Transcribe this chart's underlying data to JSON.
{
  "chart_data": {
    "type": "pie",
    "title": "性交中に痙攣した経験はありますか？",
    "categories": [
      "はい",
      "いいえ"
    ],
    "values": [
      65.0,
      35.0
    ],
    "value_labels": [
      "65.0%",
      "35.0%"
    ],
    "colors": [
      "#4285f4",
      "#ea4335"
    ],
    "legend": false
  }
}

━━━━━━

**Goal:** Using the data above, return each line exactly as written.

**Reply to the task:**
Transcribe this chart's underlying data to JSON.
{
  "chart_data": {
    "type": "pie",
    "title": "性交中に痙攣した経験はありますか？",
    "categories": [
      "はい",
      "いいえ"
    ],
    "values": [
      65.0,
      35.0
    ],
    "value_labels": [
      "65.0%",
      "35.0%"
    ],
    "colors": [
      "#4285f4",
      "#ea4335"
    ],
    "legend": false
  }
}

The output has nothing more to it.